● **TASK INSTRUCTIONS**: Quote the entries that follow exactly, leaving none out.

● **SUPPLIED ENTRIES**:

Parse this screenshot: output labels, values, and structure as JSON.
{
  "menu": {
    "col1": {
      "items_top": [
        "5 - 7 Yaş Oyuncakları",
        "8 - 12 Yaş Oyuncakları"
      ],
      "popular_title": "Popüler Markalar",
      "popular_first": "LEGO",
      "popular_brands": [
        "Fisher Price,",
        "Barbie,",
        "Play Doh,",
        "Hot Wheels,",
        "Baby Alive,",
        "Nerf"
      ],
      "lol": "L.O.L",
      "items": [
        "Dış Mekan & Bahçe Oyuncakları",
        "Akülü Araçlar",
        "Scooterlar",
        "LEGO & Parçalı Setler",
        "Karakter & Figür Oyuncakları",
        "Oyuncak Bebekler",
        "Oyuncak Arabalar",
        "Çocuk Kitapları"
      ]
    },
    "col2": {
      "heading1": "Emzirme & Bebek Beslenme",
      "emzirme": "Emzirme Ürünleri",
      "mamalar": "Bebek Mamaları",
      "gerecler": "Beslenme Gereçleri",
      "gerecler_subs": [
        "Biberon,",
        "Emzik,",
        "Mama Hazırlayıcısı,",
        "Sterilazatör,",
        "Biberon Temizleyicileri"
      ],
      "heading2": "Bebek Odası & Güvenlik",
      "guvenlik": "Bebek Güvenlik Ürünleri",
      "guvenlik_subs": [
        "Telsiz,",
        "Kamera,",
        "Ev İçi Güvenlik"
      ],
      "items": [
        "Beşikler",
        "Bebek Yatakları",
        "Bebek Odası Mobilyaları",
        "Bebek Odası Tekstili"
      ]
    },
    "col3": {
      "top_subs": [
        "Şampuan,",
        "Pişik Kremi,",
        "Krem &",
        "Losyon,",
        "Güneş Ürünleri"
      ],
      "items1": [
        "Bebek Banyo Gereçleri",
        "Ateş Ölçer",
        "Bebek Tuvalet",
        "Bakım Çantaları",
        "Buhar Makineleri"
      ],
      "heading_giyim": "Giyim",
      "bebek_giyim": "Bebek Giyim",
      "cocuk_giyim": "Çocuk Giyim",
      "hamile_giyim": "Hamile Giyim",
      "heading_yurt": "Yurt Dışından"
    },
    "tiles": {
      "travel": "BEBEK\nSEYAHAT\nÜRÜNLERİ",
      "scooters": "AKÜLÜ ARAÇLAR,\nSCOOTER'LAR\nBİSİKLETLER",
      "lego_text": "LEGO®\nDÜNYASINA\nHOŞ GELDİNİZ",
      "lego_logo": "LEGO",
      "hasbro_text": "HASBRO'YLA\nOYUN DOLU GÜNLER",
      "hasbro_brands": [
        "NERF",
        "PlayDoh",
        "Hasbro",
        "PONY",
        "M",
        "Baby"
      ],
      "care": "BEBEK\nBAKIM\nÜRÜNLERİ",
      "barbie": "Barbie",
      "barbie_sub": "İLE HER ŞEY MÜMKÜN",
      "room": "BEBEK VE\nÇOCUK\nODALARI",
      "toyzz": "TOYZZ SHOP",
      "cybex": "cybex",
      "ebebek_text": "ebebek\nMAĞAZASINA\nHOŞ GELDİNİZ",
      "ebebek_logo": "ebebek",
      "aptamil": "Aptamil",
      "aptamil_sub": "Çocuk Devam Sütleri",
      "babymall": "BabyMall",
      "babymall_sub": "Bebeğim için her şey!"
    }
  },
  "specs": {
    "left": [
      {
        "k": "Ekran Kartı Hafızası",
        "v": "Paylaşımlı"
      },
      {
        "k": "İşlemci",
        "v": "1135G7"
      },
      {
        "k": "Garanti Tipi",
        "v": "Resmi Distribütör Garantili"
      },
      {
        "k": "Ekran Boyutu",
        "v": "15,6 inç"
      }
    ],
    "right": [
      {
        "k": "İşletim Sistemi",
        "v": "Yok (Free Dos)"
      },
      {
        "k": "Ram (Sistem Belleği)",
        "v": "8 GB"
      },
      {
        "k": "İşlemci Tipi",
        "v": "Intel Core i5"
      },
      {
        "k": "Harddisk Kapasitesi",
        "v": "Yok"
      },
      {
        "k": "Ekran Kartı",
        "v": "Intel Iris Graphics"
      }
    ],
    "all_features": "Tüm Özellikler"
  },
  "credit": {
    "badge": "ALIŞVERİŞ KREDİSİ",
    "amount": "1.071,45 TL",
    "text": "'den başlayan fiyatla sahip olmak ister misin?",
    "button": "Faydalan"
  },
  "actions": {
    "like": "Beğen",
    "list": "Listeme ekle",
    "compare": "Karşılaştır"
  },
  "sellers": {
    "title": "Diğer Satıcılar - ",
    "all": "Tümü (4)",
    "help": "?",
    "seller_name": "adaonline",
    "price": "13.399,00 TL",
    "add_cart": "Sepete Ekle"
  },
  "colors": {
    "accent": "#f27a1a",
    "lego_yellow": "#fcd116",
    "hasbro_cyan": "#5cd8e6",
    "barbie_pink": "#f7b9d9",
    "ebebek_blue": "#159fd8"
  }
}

● **ANSWER TO THE EXERCISE**:
Parse this screenshot: output labels, values, and structure as JSON.
{
  "menu": {
    "col1": {
      "items_top": [
        "5 - 7 Yaş Oyuncakları",
        "8 - 12 Yaş Oyuncakları"
      ],
      "popular_title": "Popüler Markalar",
      "popular_first": "LEGO",
      "popular_brands": [
        "Fisher Price,",
        "Barbie,",
        "Play Doh,",
        "Hot Wheels,",
        "Baby Alive,",
        "Nerf"
      ],
      "lol": "L.O.L",
      "items": [
        "Dış Mekan & Bahçe Oyuncakları",
        "Akülü Araçlar",
        "Scooterlar",
        "LEGO & Parçalı Setler",
        "Karakter & Figür Oyuncakları",
        "Oyuncak Bebekler",
        "Oyuncak Arabalar",
        "Çocuk Kitapları"
      ]
    },
    "col2": {
      "heading1": "Emzirme & Bebek Beslenme",
      "emzirme": "Emzirme Ürünleri",
      "mamalar": "Bebek Mamaları",
      "gerecler": "Beslenme Gereçleri",
      "gerecler_subs": [
        "Biberon,",
        "Emzik,",
        "Mama Hazırlayıcısı,",
        "Sterilazatör,",
        "Biberon Temizleyicileri"
      ],
      "heading2": "Bebek Odası & Güvenlik",
      "guvenlik": "Bebek Güvenlik Ürünleri",
      "guvenlik_subs": [
        "Telsiz,",
        "Kamera,",
        "Ev İçi Güvenlik"
      ],
      "items": [
        "Beşikler",
        "Bebek Yatakları",
        "Bebek Odası Mobilyaları",
        "Bebek Odası Tekstili"
      ]
    },
    "col3": {
      "top_subs": [
        "Şampuan,",
        "Pişik Kremi,",
        "Krem &",
        "Losyon,",
        "Güneş Ürünleri"
      ],
      "items1": [
        "Bebek Banyo Gereçleri",
        "Ateş Ölçer",
        "Bebek Tuvalet",
        "Bakım Çantaları",
        "Buhar Makineleri"
      ],
      "heading_giyim": "Giyim",
      "bebek_giyim": "Bebek Giyim",
      "cocuk_giyim": "Çocuk Giyim",
      "hamile_giyim": "Hamile Giyim",
      "heading_yurt": "Yurt Dışından"
    },
    "tiles": {
      "travel": "BEBEK\nSEYAHAT\nÜRÜNLERİ",
      "scooters": "AKÜLÜ ARAÇLAR,\nSCOOTER'LAR\nBİSİKLETLER",
      "lego_text": "LEGO®\nDÜNYASINA\nHOŞ GELDİNİZ",
      "lego_logo": "LEGO",
      "hasbro_text": "HASBRO'YLA\nOYUN DOLU GÜNLER",
      "hasbro_brands": [
        "NERF",
        "PlayDoh",
        "Hasbro",
        "PONY",
        "M",
        "Baby"
      ],
      "care": "BEBEK\nBAKIM\nÜRÜNLERİ",
      "barbie": "Barbie",
      "barbie_sub": "İLE HER ŞEY MÜMKÜN",
      "room": "BEBEK VE\nÇOCUK\nODALARI",
      "toyzz": "TOYZZ SHOP",
      "cybex": "cybex",
      "ebebek_text": "ebebek\nMAĞAZASINA\nHOŞ GELDİNİZ",
      "ebebek_logo": "ebebek",
      "aptamil": "Aptamil",
      "aptamil_sub": "Çocuk Devam Sütleri",
      "babymall": "BabyMall",
      "babymall_sub": "Bebeğim için her şey!"
    }
  },
  "specs": {
    "left": [
      {
        "k": "Ekran Kartı Hafızası",
        "v": "Paylaşımlı"
      },
      {
        "k": "İşlemci",
        "v": "1135G7"
      },
      {
        "k": "Garanti Tipi",
        "v": "Resmi Distribütör Garantili"
      },
      {
        "k": "Ekran Boyutu",
        "v": "15,6 inç"
      }
    ],
    "right": [
      {
        "k": "İşletim Sistemi",
        "v": "Yok (Free Dos)"
      },
      {
        "k": "Ram (Sistem Belleği)",
        "v": "8 GB"
      },
      {
        "k": "İşlemci Tipi",
        "v": "Intel Core i5"
      },
      {
        "k": "Harddisk Kapasitesi",
        "v": "Yok"
      },
      {
        "k": "Ekran Kartı",
        "v": "Intel Iris Graphics"
      }
    ],
    "all_features": "Tüm Özellikler"
  },
  "credit": {
    "badge": "ALIŞVERİŞ KREDİSİ",
    "amount": "1.071,45 TL",
    "text": "'den başlayan fiyatla sahip olmak ister misin?",
    "button": "Faydalan"
  },
  "actions": {
    "like": "Beğen",
    "list": "Listeme ekle",
    "compare": "Karşılaştır"
  },
  "sellers": {
    "title": "Diğer Satıcılar - ",
    "all": "Tümü (4)",
    "help": "?",
    "seller_name": "adaonline",
    "price": "13.399,00 TL",
    "add_cart": "Sepete Ekle"
  },
  "colors": {
    "accent": "#f27a1a",
    "lego_yellow": "#fcd116",
    "hasbro_cyan": "#5cd8e6",
    "barbie_pink": "#f7b9d9",
    "ebebek_blue": "#159fd8"
  }
}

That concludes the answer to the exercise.